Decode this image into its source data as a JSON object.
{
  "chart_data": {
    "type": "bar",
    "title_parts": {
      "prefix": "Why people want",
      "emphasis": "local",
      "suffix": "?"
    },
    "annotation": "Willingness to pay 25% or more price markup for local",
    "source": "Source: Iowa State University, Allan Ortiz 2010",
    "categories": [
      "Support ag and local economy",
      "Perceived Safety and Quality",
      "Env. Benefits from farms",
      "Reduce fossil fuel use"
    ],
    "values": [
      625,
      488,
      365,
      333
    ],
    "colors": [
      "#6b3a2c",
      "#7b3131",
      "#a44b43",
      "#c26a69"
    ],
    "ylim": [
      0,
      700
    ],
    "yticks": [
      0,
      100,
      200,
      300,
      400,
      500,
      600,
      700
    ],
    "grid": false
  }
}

+ + + +

Job:
Go through the records and print each one exactly.

The completed task:
Decode this image into its source data as a JSON object.
{
  "chart_data": {
    "type": "bar",
    "title_parts": {
      "prefix": "Why people want",
      "emphasis": "local",
      "suffix": "?"
    },
    "annotation": "Willingness to pay 25% or more price markup for local",
    "source": "Source: Iowa State University, Allan Ortiz 2010",
    "categories": [
      "Support ag and local economy",
      "Perceived Safety and Quality",
      "Env. Benefits from farms",
      "Reduce fossil fuel use"
    ],
    "values": [
      625,
      488,
      365,
      333
    ],
    "colors": [
      "#6b3a2c",
      "#7b3131",
      "#a44b43",
      "#c26a69"
    ],
    "ylim": [
      0,
      700
    ],
    "yticks": [
      0,
      100,
      200,
      300,
      400,
      500,
      600,
      700
    ],
    "grid": false
  }
}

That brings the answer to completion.